RECORDS FOR THE TASK
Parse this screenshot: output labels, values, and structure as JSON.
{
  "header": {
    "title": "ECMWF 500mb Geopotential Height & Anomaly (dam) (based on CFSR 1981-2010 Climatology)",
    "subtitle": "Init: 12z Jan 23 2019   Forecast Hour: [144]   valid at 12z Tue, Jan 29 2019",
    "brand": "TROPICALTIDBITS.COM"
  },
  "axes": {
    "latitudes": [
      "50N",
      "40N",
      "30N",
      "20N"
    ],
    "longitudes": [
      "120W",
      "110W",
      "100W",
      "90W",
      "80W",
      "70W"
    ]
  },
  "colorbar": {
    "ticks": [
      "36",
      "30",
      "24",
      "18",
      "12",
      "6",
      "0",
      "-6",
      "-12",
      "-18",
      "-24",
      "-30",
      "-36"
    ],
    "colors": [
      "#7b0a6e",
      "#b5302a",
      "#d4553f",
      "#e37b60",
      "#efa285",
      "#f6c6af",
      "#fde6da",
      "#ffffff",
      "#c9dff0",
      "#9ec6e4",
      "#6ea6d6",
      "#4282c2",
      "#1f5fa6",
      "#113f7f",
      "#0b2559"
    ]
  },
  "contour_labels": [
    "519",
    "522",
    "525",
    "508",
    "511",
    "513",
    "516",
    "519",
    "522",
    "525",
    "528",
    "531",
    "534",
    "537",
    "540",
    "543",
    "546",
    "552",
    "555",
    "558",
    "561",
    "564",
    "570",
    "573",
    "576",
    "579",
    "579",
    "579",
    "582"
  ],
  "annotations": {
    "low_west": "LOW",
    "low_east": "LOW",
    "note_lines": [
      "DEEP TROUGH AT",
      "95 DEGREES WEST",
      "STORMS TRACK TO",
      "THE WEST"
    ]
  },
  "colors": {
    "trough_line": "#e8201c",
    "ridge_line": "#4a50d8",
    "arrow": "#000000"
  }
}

PROBLEM TO WORK ON
Reproduce the complete set of lines precisely as supplied.

THE SOLUTION
Parse this screenshot: output labels, values, and structure as JSON.
{
  "header": {
    "title": "ECMWF 500mb Geopotential Height & Anomaly (dam) (based on CFSR 1981-2010 Climatology)",
    "subtitle": "Init: 12z Jan 23 2019   Forecast Hour: [144]   valid at 12z Tue, Jan 29 2019",
    "brand": "TROPICALTIDBITS.COM"
  },
  "axes": {
    "latitudes": [
      "50N",
      "40N",
      "30N",
      "20N"
    ],
    "longitudes": [
      "120W",
      "110W",
      "100W",
      "90W",
      "80W",
      "70W"
    ]
  },
  "colorbar": {
    "ticks": [
      "36",
      "30",
      "24",
      "18",
      "12",
      "6",
      "0",
      "-6",
      "-12",
      "-18",
      "-24",
      "-30",
      "-36"
    ],
    "colors": [
      "#7b0a6e",
      "#b5302a",
      "#d4553f",
      "#e37b60",
      "#efa285",
      "#f6c6af",
      "#fde6da",
      "#ffffff",
      "#c9dff0",
      "#9ec6e4",
      "#6ea6d6",
      "#4282c2",
      "#1f5fa6",
      "#113f7f",
      "#0b2559"
    ]
  },
  "contour_labels": [
    "519",
    "522",
    "525",
    "508",
    "511",
    "513",
    "516",
    "519",
    "522",
    "525",
    "528",
    "531",
    "534",
    "537",
    "540",
    "543",
    "546",
    "552",
    "555",
    "558",
    "561",
    "564",
    "570",
    "573",
    "576",
    "579",
    "579",
    "579",
    "582"
  ],
  "annotations": {
    "low_west": "LOW",
    "low_east": "LOW",
    "note_lines": [
      "DEEP TROUGH AT",
      "95 DEGREES WEST",
      "STORMS TRACK TO",
      "THE WEST"
    ]
  },
  "colors": {
    "trough_line": "#e8201c",
    "ridge_line": "#4a50d8",
    "arrow": "#000000"
  }
}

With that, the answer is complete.